:: What the task asks ::
Copy out the listing that follows, exactly, without its pictures.

-- BEGIN Dataset records --

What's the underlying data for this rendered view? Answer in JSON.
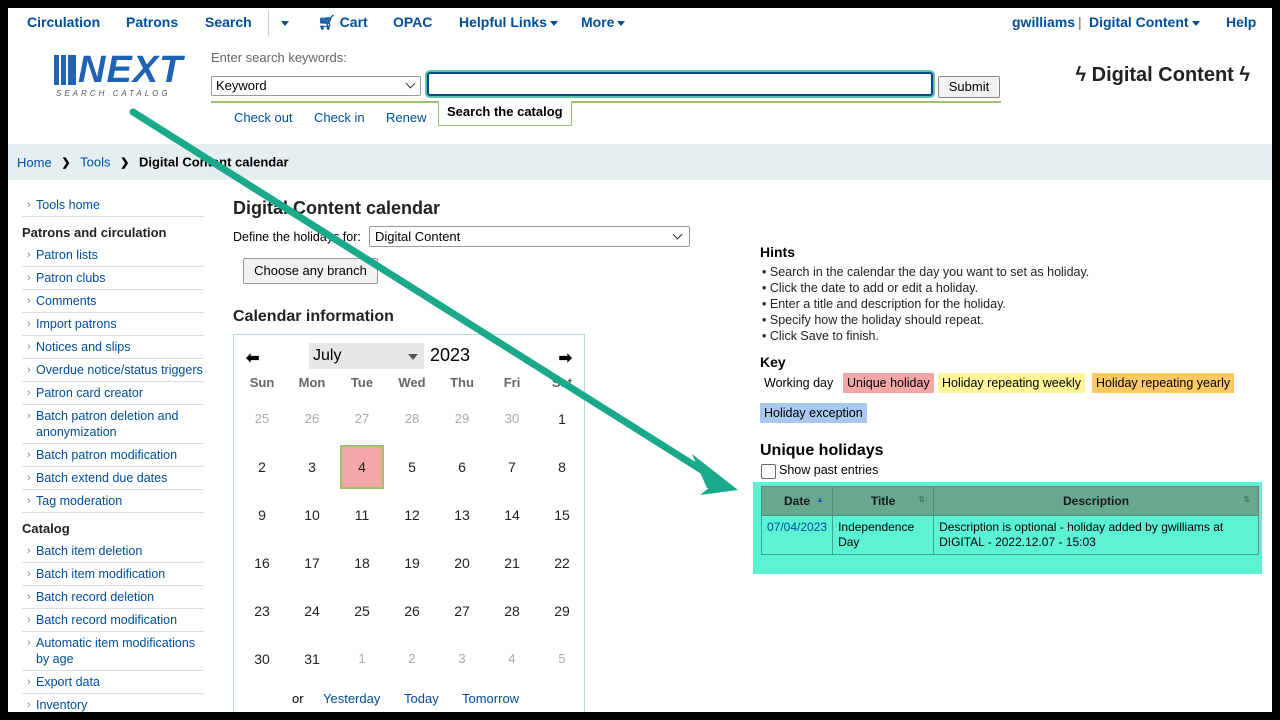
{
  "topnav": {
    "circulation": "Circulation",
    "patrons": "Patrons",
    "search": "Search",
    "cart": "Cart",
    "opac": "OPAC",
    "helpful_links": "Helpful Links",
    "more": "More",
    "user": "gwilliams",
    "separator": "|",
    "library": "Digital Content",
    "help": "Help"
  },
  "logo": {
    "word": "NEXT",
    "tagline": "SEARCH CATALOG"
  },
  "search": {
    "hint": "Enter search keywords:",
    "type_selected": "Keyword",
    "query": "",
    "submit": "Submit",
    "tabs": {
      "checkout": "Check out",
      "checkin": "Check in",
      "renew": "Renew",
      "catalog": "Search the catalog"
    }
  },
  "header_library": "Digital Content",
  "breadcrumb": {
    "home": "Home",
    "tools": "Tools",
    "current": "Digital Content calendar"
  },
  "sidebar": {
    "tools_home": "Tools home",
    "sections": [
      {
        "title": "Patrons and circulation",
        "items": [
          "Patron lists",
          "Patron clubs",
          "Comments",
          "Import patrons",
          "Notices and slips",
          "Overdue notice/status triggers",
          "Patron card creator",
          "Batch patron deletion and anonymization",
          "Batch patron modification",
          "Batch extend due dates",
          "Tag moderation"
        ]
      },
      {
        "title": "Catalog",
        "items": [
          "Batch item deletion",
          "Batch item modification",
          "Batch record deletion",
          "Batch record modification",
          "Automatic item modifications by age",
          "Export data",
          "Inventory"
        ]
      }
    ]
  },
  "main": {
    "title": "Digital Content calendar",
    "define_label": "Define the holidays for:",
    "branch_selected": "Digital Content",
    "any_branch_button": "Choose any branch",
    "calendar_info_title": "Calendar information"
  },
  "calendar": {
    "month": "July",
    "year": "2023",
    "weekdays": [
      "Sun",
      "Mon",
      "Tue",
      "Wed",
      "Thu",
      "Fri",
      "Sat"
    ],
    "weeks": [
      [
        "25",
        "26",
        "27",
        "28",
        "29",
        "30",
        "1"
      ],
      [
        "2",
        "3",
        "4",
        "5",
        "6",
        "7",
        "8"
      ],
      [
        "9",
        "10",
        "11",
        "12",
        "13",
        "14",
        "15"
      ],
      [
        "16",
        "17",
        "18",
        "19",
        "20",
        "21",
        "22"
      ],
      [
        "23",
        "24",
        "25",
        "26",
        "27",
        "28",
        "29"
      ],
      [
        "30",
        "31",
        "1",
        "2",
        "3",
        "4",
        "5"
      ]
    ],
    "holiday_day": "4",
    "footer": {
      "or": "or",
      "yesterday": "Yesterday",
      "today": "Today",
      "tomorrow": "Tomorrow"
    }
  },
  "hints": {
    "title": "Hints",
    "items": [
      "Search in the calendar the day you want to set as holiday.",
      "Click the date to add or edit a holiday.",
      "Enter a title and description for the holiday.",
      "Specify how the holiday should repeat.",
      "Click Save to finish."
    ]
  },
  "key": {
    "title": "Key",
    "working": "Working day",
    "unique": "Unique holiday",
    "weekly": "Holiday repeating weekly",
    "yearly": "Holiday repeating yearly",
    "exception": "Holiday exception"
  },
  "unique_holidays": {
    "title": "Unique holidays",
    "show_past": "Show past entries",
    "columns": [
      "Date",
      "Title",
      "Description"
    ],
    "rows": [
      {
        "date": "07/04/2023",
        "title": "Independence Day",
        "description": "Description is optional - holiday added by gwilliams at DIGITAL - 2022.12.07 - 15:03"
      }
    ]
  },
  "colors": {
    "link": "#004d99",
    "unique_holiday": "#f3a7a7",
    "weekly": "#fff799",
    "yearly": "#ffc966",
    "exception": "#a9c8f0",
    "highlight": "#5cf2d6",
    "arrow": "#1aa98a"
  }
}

-- END Dataset records --

:: Task solution ::
What's the underlying data for this rendered view? Answer in JSON.
{
  "topnav": {
    "circulation": "Circulation",
    "patrons": "Patrons",
    "search": "Search",
    "cart": "Cart",
    "opac": "OPAC",
    "helpful_links": "Helpful Links",
    "more": "More",
    "user": "gwilliams",
    "separator": "|",
    "library": "Digital Content",
    "help": "Help"
  },
  "logo": {
    "word": "NEXT",
    "tagline": "SEARCH CATALOG"
  },
  "search": {
    "hint": "Enter search keywords:",
    "type_selected": "Keyword",
    "query": "",
    "submit": "Submit",
    "tabs": {
      "checkout": "Check out",
      "checkin": "Check in",
      "renew": "Renew",
      "catalog": "Search the catalog"
    }
  },
  "header_library": "Digital Content",
  "breadcrumb": {
    "home": "Home",
    "tools": "Tools",
    "current": "Digital Content calendar"
  },
  "sidebar": {
    "tools_home": "Tools home",
    "sections": [
      {
        "title": "Patrons and circulation",
        "items": [
          "Patron lists",
          "Patron clubs",
          "Comments",
          "Import patrons",
          "Notices and slips",
          "Overdue notice/status triggers",
          "Patron card creator",
          "Batch patron deletion and anonymization",
          "Batch patron modification",
          "Batch extend due dates",
          "Tag moderation"
        ]
      },
      {
        "title": "Catalog",
        "items": [
          "Batch item deletion",
          "Batch item modification",
          "Batch record deletion",
          "Batch record modification",
          "Automatic item modifications by age",
          "Export data",
          "Inventory"
        ]
      }
    ]
  },
  "main": {
    "title": "Digital Content calendar",
    "define_label": "Define the holidays for:",
    "branch_selected": "Digital Content",
    "any_branch_button": "Choose any branch",
    "calendar_info_title": "Calendar information"
  },
  "calendar": {
    "month": "July",
    "year": "2023",
    "weekdays": [
      "Sun",
      "Mon",
      "Tue",
      "Wed",
      "Thu",
      "Fri",
      "Sat"
    ],
    "weeks": [
      [
        "25",
        "26",
        "27",
        "28",
        "29",
        "30",
        "1"
      ],
      [
        "2",
        "3",
        "4",
        "5",
        "6",
        "7",
        "8"
      ],
      [
        "9",
        "10",
        "11",
        "12",
        "13",
        "14",
        "15"
      ],
      [
        "16",
        "17",
        "18",
        "19",
        "20",
        "21",
        "22"
      ],
      [
        "23",
        "24",
        "25",
        "26",
        "27",
        "28",
        "29"
      ],
      [
        "30",
        "31",
        "1",
        "2",
        "3",
        "4",
        "5"
      ]
    ],
    "holiday_day": "4",
    "footer": {
      "or": "or",
      "yesterday": "Yesterday",
      "today": "Today",
      "tomorrow": "Tomorrow"
    }
  },
  "hints": {
    "title": "Hints",
    "items": [
      "Search in the calendar the day you want to set as holiday.",
      "Click the date to add or edit a holiday.",
      "Enter a title and description for the holiday.",
      "Specify how the holiday should repeat.",
      "Click Save to finish."
    ]
  },
  "key": {
    "title": "Key",
    "working": "Working day",
    "unique": "Unique holiday",
    "weekly": "Holiday repeating weekly",
    "yearly": "Holiday repeating yearly",
    "exception": "Holiday exception"
  },
  "unique_holidays": {
    "title": "Unique holidays",
    "show_past": "Show past entries",
    "columns": [
      "Date",
      "Title",
      "Description"
    ],
    "rows": [
      {
        "date": "07/04/2023",
        "title": "Independence Day",
        "description": "Description is optional - holiday added by gwilliams at DIGITAL - 2022.12.07 - 15:03"
      }
    ]
  },
  "colors": {
    "link": "#004d99",
    "unique_holiday": "#f3a7a7",
    "weekly": "#fff799",
    "yearly": "#ffc966",
    "exception": "#a9c8f0",
    "highlight": "#5cf2d6",
    "arrow": "#1aa98a"
  }
}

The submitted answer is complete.